### Provided data
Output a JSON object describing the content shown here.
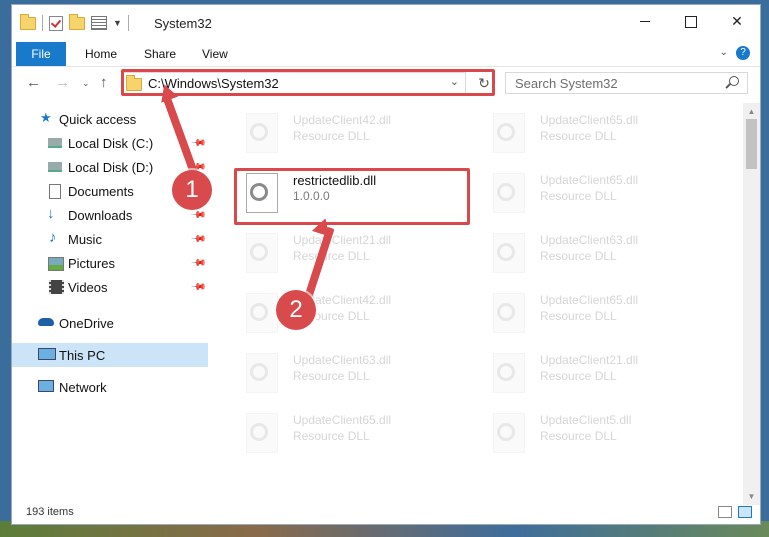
{
  "window": {
    "title": "System32"
  },
  "ribbon": {
    "tabs": [
      "File",
      "Home",
      "Share",
      "View"
    ],
    "help": "?"
  },
  "address": {
    "path": "C:\\Windows\\System32",
    "search_placeholder": "Search System32"
  },
  "sidebar": {
    "items": [
      {
        "label": "Quick access",
        "icon": "star-icon",
        "pinned": false
      },
      {
        "label": "Local Disk (C:)",
        "icon": "drive-icon",
        "pinned": true
      },
      {
        "label": "Local Disk (D:)",
        "icon": "drive-icon",
        "pinned": true
      },
      {
        "label": "Documents",
        "icon": "document-icon",
        "pinned": true
      },
      {
        "label": "Downloads",
        "icon": "download-icon",
        "pinned": true
      },
      {
        "label": "Music",
        "icon": "music-icon",
        "pinned": true
      },
      {
        "label": "Pictures",
        "icon": "pictures-icon",
        "pinned": true
      },
      {
        "label": "Videos",
        "icon": "video-icon",
        "pinned": true
      },
      {
        "label": "OneDrive",
        "icon": "cloud-icon",
        "pinned": false
      },
      {
        "label": "This PC",
        "icon": "computer-icon",
        "pinned": false,
        "selected": true
      },
      {
        "label": "Network",
        "icon": "network-icon",
        "pinned": false
      }
    ]
  },
  "files": [
    {
      "name": "UpdateClient42.dll",
      "desc": "Resource DLL"
    },
    {
      "name": "UpdateClient65.dll",
      "desc": "Resource DLL"
    },
    {
      "name": "restrictedlib.dll",
      "desc": "1.0.0.0",
      "highlighted": true
    },
    {
      "name": "UpdateClient65.dll",
      "desc": "Resource DLL"
    },
    {
      "name": "UpdateClient21.dll",
      "desc": "Resource DLL"
    },
    {
      "name": "UpdateClient63.dll",
      "desc": "Resource DLL"
    },
    {
      "name": "UpdateClient42.dll",
      "desc": "Resource DLL"
    },
    {
      "name": "UpdateClient65.dll",
      "desc": "Resource DLL"
    },
    {
      "name": "UpdateClient63.dll",
      "desc": "Resource DLL"
    },
    {
      "name": "UpdateClient21.dll",
      "desc": "Resource DLL"
    },
    {
      "name": "UpdateClient65.dll",
      "desc": "Resource DLL"
    },
    {
      "name": "UpdateClient5.dll",
      "desc": "Resource DLL"
    }
  ],
  "status": {
    "item_count": "193 items"
  },
  "annotations": {
    "step1": "1",
    "step2": "2",
    "color": "#d84a4b"
  }
}
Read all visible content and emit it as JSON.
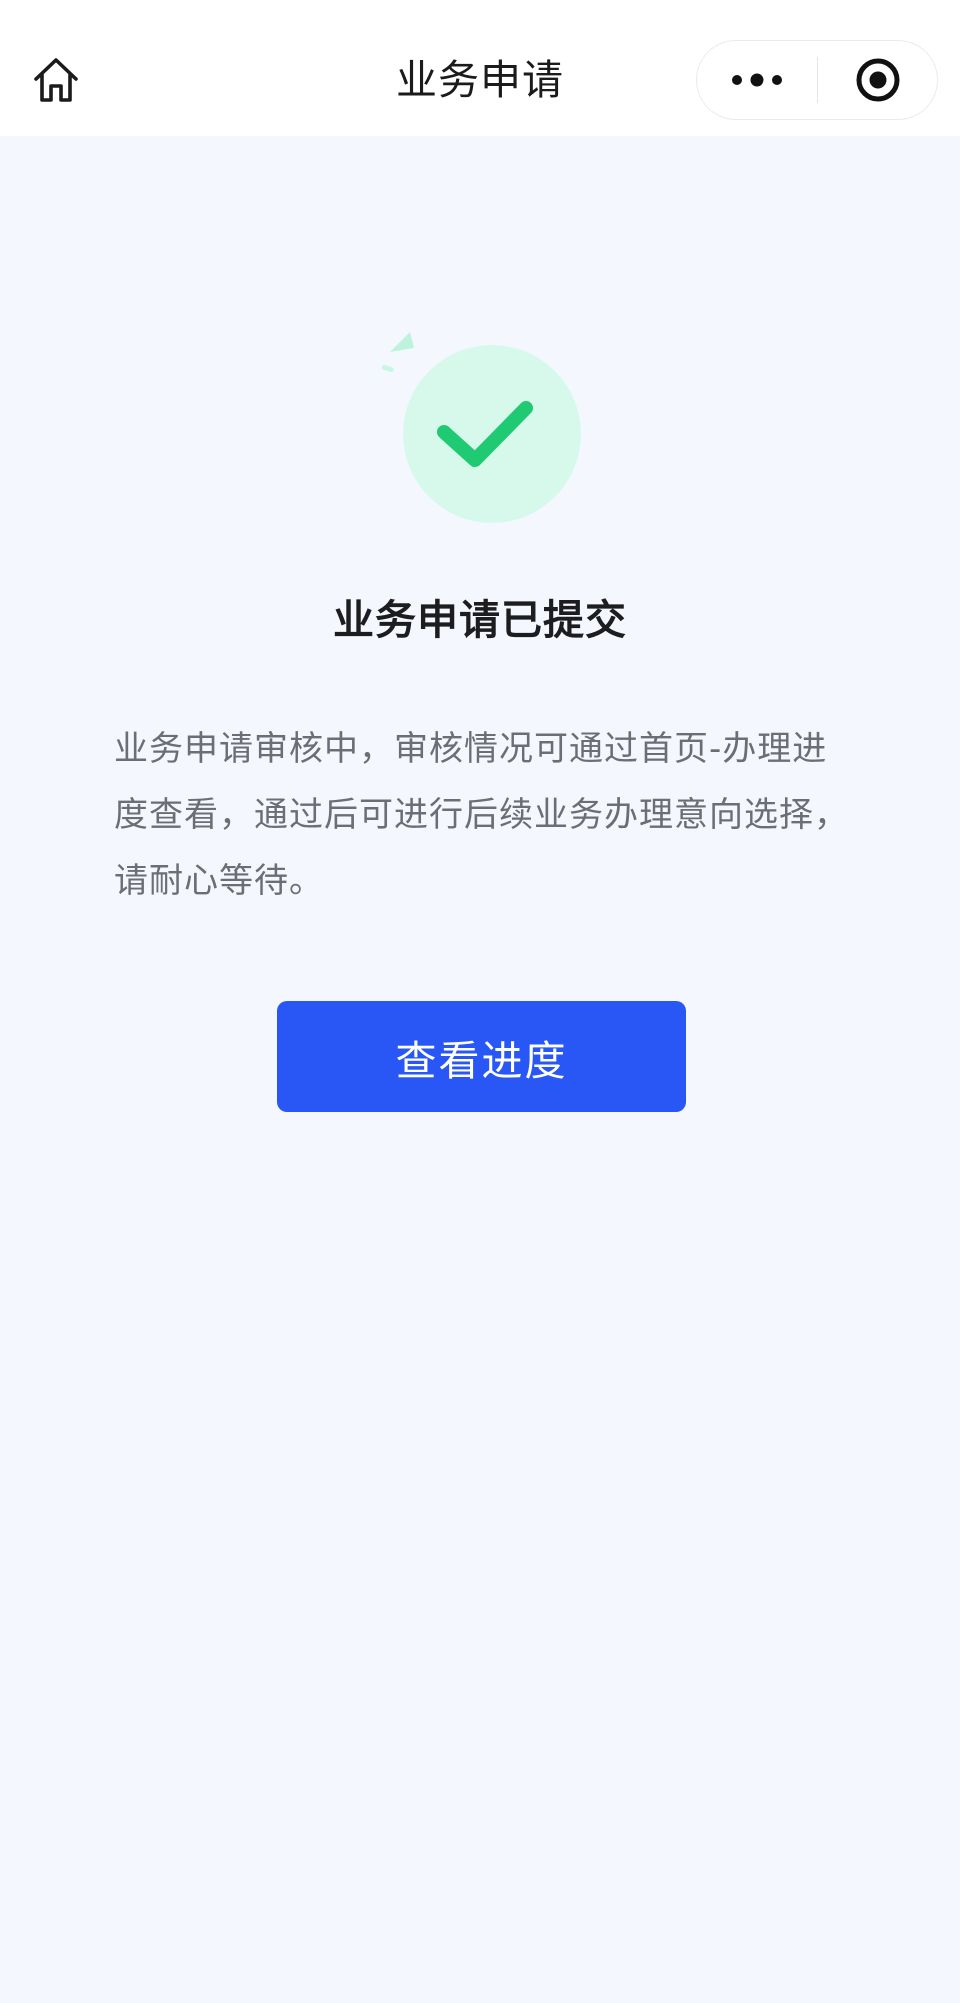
{
  "nav": {
    "title": "业务申请",
    "home_icon": "home-icon",
    "more_icon": "more-dots-icon",
    "close_icon": "record-circle-icon"
  },
  "result": {
    "status_icon": "check-circle-icon",
    "title": "业务申请已提交",
    "description": "业务申请审核中，审核情况可通过首页-办理进度查看，通过后可进行后续业务办理意向选择，请耐心等待。"
  },
  "actions": {
    "view_progress_label": "查看进度"
  },
  "colors": {
    "page_background": "#f4f8fe",
    "header_background": "#ffffff",
    "primary_button": "#2857f5",
    "success_green": "#1fca72",
    "success_circle": "#d7f9ec",
    "title_text": "#1d1d1f",
    "body_text": "#6b6e73"
  }
}
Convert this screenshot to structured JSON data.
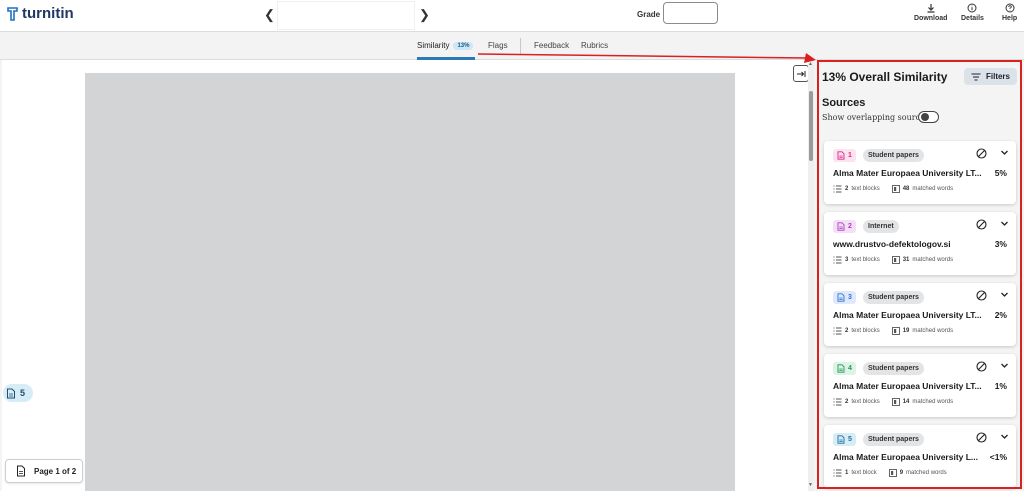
{
  "app": {
    "logo_text": "turnitin"
  },
  "topbar": {
    "grade_label": "Grade",
    "download_label": "Download",
    "details_label": "Details",
    "help_label": "Help"
  },
  "tabs": [
    {
      "label": "Similarity",
      "badge": "13%",
      "active": true
    },
    {
      "label": "Flags",
      "active": false
    },
    {
      "label": "Feedback",
      "active": false
    },
    {
      "label": "Rubrics",
      "active": false
    }
  ],
  "document": {
    "marker_number": "5",
    "page_indicator": "Page 1 of 2"
  },
  "panel": {
    "title": "13% Overall Similarity",
    "filters_label": "Filters",
    "sources_heading": "Sources",
    "overlap_label": "Show overlapping sources",
    "overlap_enabled": false
  },
  "sources": [
    {
      "number": "1",
      "type": "Student papers",
      "name": "Alma Mater Europaea University LT...",
      "percent": "5%",
      "text_blocks": "2",
      "text_blocks_label": "text blocks",
      "matched_words": "48",
      "matched_label": "matched words",
      "color": "#e0248a",
      "bg": "#fbe3f0"
    },
    {
      "number": "2",
      "type": "Internet",
      "name": "www.drustvo-defektologov.si",
      "percent": "3%",
      "text_blocks": "3",
      "text_blocks_label": "text blocks",
      "matched_words": "31",
      "matched_label": "matched words",
      "color": "#b13ac4",
      "bg": "#f3e0f7"
    },
    {
      "number": "3",
      "type": "Student papers",
      "name": "Alma Mater Europaea University LT...",
      "percent": "2%",
      "text_blocks": "2",
      "text_blocks_label": "text blocks",
      "matched_words": "19",
      "matched_label": "matched words",
      "color": "#2f6fd6",
      "bg": "#dfe9fa"
    },
    {
      "number": "4",
      "type": "Student papers",
      "name": "Alma Mater Europaea University LT...",
      "percent": "1%",
      "text_blocks": "2",
      "text_blocks_label": "text blocks",
      "matched_words": "14",
      "matched_label": "matched words",
      "color": "#1e9a55",
      "bg": "#dcf3e5"
    },
    {
      "number": "5",
      "type": "Student papers",
      "name": "Alma Mater Europaea University L...",
      "percent": "<1%",
      "text_blocks": "1",
      "text_blocks_label": "text block",
      "matched_words": "9",
      "matched_label": "matched words",
      "color": "#1d6fa3",
      "bg": "#d6ecf7"
    }
  ]
}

### What needs to be done
Go through the listing above and list every line that has the word "Disk".

### Response for this exercise
        "label": "Local Disk (C:)",
        "label": "Local Disk (D:)",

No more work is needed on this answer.